§ TASK TO CARRY OUT
Repeat the listing in full. Nothing may be added or left out.

§ SUPPLIED DATA

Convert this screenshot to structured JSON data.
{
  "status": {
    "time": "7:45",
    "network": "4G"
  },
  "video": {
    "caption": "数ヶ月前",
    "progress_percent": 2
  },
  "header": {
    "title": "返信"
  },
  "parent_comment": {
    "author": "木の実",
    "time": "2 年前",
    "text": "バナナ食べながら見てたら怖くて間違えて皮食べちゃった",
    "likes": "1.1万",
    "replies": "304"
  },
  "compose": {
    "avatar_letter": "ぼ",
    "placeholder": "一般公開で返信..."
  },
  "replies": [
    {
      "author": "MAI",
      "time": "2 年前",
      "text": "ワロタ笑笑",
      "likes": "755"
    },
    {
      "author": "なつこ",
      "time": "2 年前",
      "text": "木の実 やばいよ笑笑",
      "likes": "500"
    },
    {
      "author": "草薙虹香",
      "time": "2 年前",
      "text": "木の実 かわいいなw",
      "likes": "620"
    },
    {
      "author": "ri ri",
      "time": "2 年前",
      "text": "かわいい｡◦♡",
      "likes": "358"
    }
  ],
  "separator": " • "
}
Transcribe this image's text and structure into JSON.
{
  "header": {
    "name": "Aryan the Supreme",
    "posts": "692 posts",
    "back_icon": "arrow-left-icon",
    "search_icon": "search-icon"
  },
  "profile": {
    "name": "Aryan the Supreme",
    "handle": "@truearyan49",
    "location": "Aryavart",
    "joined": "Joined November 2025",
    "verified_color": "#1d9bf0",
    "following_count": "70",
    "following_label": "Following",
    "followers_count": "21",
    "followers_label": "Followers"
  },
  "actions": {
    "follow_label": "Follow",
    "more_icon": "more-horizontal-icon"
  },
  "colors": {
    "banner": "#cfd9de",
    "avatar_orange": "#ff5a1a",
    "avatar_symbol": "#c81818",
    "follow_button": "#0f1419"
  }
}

§ WRITTEN ANSWER
Convert this screenshot to structured JSON data.
{
  "status": {
    "time": "7:45",
    "network": "4G"
  },
  "video": {
    "caption": "数ヶ月前",
    "progress_percent": 2
  },
  "header": {
    "title": "返信"
  },
  "parent_comment": {
    "author": "木の実",
    "time": "2 年前",
    "text": "バナナ食べながら見てたら怖くて間違えて皮食べちゃった",
    "likes": "1.1万",
    "replies": "304"
  },
  "compose": {
    "avatar_letter": "ぼ",
    "placeholder": "一般公開で返信..."
  },
  "replies": [
    {
      "author": "MAI",
      "time": "2 年前",
      "text": "ワロタ笑笑",
      "likes": "755"
    },
    {
      "author": "なつこ",
      "time": "2 年前",
      "text": "木の実 やばいよ笑笑",
      "likes": "500"
    },
    {
      "author": "草薙虹香",
      "time": "2 年前",
      "text": "木の実 かわいいなw",
      "likes": "620"
    },
    {
      "author": "ri ri",
      "time": "2 年前",
      "text": "かわいい｡◦♡",
      "likes": "358"
    }
  ],
  "separator": " • "
}
Transcribe this image's text and structure into JSON.
{
  "header": {
    "name": "Aryan the Supreme",
    "posts": "692 posts",
    "back_icon": "arrow-left-icon",
    "search_icon": "search-icon"
  },
  "profile": {
    "name": "Aryan the Supreme",
    "handle": "@truearyan49",
    "location": "Aryavart",
    "joined": "Joined November 2025",
    "verified_color": "#1d9bf0",
    "following_count": "70",
    "following_label": "Following",
    "followers_count": "21",
    "followers_label": "Followers"
  },
  "actions": {
    "follow_label": "Follow",
    "more_icon": "more-horizontal-icon"
  },
  "colors": {
    "banner": "#cfd9de",
    "avatar_orange": "#ff5a1a",
    "avatar_symbol": "#c81818",
    "follow_button": "#0f1419"
  }
}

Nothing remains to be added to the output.